<<<<

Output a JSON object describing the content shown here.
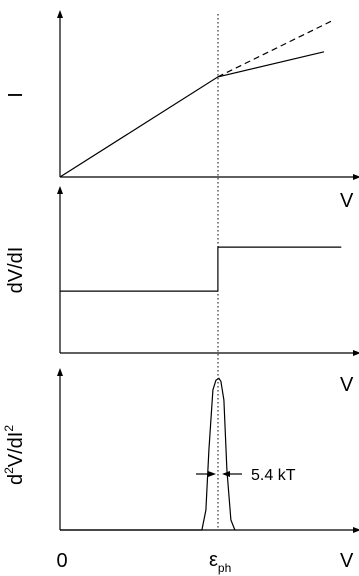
{
  "chart_data": [
    {
      "type": "line",
      "ylabel": "I",
      "xlabel": "V",
      "xlim": [
        0,
        1
      ],
      "ylim": [
        0,
        1
      ],
      "series": [
        {
          "style": "solid",
          "x": [
            0,
            0.55,
            0.92
          ],
          "y": [
            0,
            0.64,
            0.8
          ]
        },
        {
          "style": "dashed",
          "x": [
            0.55,
            0.95
          ],
          "y": [
            0.64,
            1.0
          ]
        }
      ]
    },
    {
      "type": "line",
      "ylabel": "dV/dI",
      "xlabel": "V",
      "xlim": [
        0,
        1
      ],
      "ylim": [
        0,
        1
      ],
      "series": [
        {
          "style": "step",
          "x": [
            0,
            0.55,
            0.55,
            0.98
          ],
          "y": [
            0.38,
            0.38,
            0.65,
            0.65
          ]
        }
      ]
    },
    {
      "type": "line",
      "ylabel": "d²V/dI²",
      "xlabel": "V",
      "xticks": [
        "0",
        "ε_ph"
      ],
      "xlim": [
        0,
        1
      ],
      "ylim": [
        0,
        1
      ],
      "series": [
        {
          "style": "peak",
          "center": 0.55,
          "height": 0.96,
          "fwhm_label": "5.4 kT"
        }
      ]
    }
  ],
  "labels": {
    "panel1_y": "I",
    "panel1_x": "V",
    "panel2_y": "dV/dI",
    "panel2_x": "V",
    "panel3_y_main": "d",
    "panel3_y_sup1": "2",
    "panel3_y_mid": "V/dI",
    "panel3_y_sup2": "2",
    "panel3_x": "V",
    "tick_zero": "0",
    "tick_eps_main": "ε",
    "tick_eps_sub": "ph",
    "width_label": "5.4 kT"
  }
}
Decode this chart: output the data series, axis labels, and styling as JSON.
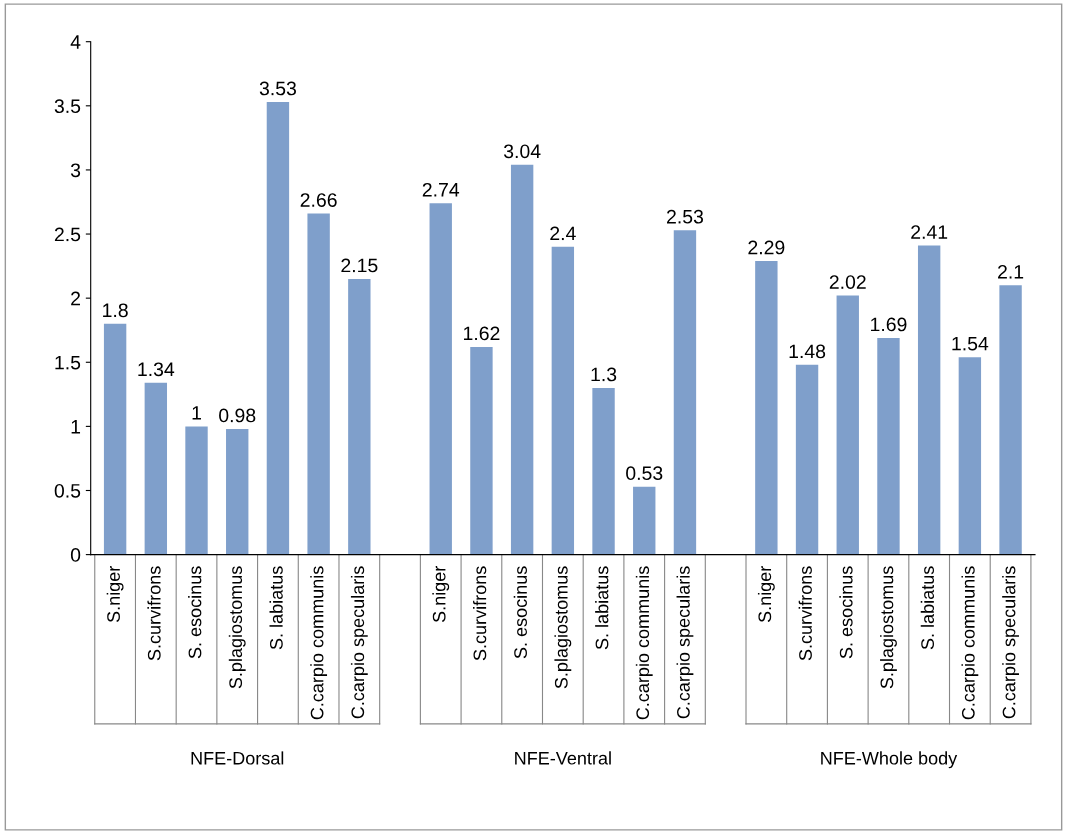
{
  "chart_data": {
    "type": "bar",
    "categories": [
      "S.niger",
      "S.curvifrons",
      "S. esocinus",
      "S.plagiostomus",
      "S. labiatus",
      "C.carpio communis",
      "C.carpio specularis",
      null,
      "S.niger",
      "S.curvifrons",
      "S. esocinus",
      "S.plagiostomus",
      "S. labiatus",
      "C.carpio communis",
      "C.carpio specularis",
      null,
      "S.niger",
      "S.curvifrons",
      "S. esocinus",
      "S.plagiostomus",
      "S. labiatus",
      "C.carpio communis",
      "C.carpio specularis"
    ],
    "values": [
      1.8,
      1.34,
      1,
      0.98,
      3.53,
      2.66,
      2.15,
      null,
      2.74,
      1.62,
      3.04,
      2.4,
      1.3,
      0.53,
      2.53,
      null,
      2.29,
      1.48,
      2.02,
      1.69,
      2.41,
      1.54,
      2.1
    ],
    "color": "#7f9fcb",
    "ylim": [
      0,
      4
    ],
    "yticks": [
      0,
      0.5,
      1,
      1.5,
      2,
      2.5,
      3,
      3.5,
      4
    ],
    "data_labels": true,
    "grid": false,
    "annotations": [
      "NFE-Dorsal",
      "NFE-Ventral",
      "NFE-Whole body"
    ]
  }
}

>>>>

> Instructions to follow:
Every record above should come back exactly, but without its pictures.

> Reply to the task:
Output a JSON object describing the content shown here.
{
  "chart_data": [
    {
      "type": "line",
      "ylabel": "I",
      "xlabel": "V",
      "xlim": [
        0,
        1
      ],
      "ylim": [
        0,
        1
      ],
      "series": [
        {
          "style": "solid",
          "x": [
            0,
            0.55,
            0.92
          ],
          "y": [
            0,
            0.64,
            0.8
          ]
        },
        {
          "style": "dashed",
          "x": [
            0.55,
            0.95
          ],
          "y": [
            0.64,
            1.0
          ]
        }
      ]
    },
    {
      "type": "line",
      "ylabel": "dV/dI",
      "xlabel": "V",
      "xlim": [
        0,
        1
      ],
      "ylim": [
        0,
        1
      ],
      "series": [
        {
          "style": "step",
          "x": [
            0,
            0.55,
            0.55,
            0.98
          ],
          "y": [
            0.38,
            0.38,
            0.65,
            0.65
          ]
        }
      ]
    },
    {
      "type": "line",
      "ylabel": "d²V/dI²",
      "xlabel": "V",
      "xticks": [
        "0",
        "ε_ph"
      ],
      "xlim": [
        0,
        1
      ],
      "ylim": [
        0,
        1
      ],
      "series": [
        {
          "style": "peak",
          "center": 0.55,
          "height": 0.96,
          "fwhm_label": "5.4 kT"
        }
      ]
    }
  ],
  "labels": {
    "panel1_y": "I",
    "panel1_x": "V",
    "panel2_y": "dV/dI",
    "panel2_x": "V",
    "panel3_y_main": "d",
    "panel3_y_sup1": "2",
    "panel3_y_mid": "V/dI",
    "panel3_y_sup2": "2",
    "panel3_x": "V",
    "tick_zero": "0",
    "tick_eps_main": "ε",
    "tick_eps_sub": "ph",
    "width_label": "5.4 kT"
  }
}
Decode this chart: output the data series, axis labels, and styling as JSON.
{
  "chart_data": {
    "type": "bar",
    "categories": [
      "S.niger",
      "S.curvifrons",
      "S. esocinus",
      "S.plagiostomus",
      "S. labiatus",
      "C.carpio communis",
      "C.carpio specularis",
      null,
      "S.niger",
      "S.curvifrons",
      "S. esocinus",
      "S.plagiostomus",
      "S. labiatus",
      "C.carpio communis",
      "C.carpio specularis",
      null,
      "S.niger",
      "S.curvifrons",
      "S. esocinus",
      "S.plagiostomus",
      "S. labiatus",
      "C.carpio communis",
      "C.carpio specularis"
    ],
    "values": [
      1.8,
      1.34,
      1,
      0.98,
      3.53,
      2.66,
      2.15,
      null,
      2.74,
      1.62,
      3.04,
      2.4,
      1.3,
      0.53,
      2.53,
      null,
      2.29,
      1.48,
      2.02,
      1.69,
      2.41,
      1.54,
      2.1
    ],
    "color": "#7f9fcb",
    "ylim": [
      0,
      4
    ],
    "yticks": [
      0,
      0.5,
      1,
      1.5,
      2,
      2.5,
      3,
      3.5,
      4
    ],
    "data_labels": true,
    "grid": false,
    "annotations": [
      "NFE-Dorsal",
      "NFE-Ventral",
      "NFE-Whole body"
    ]
  }
}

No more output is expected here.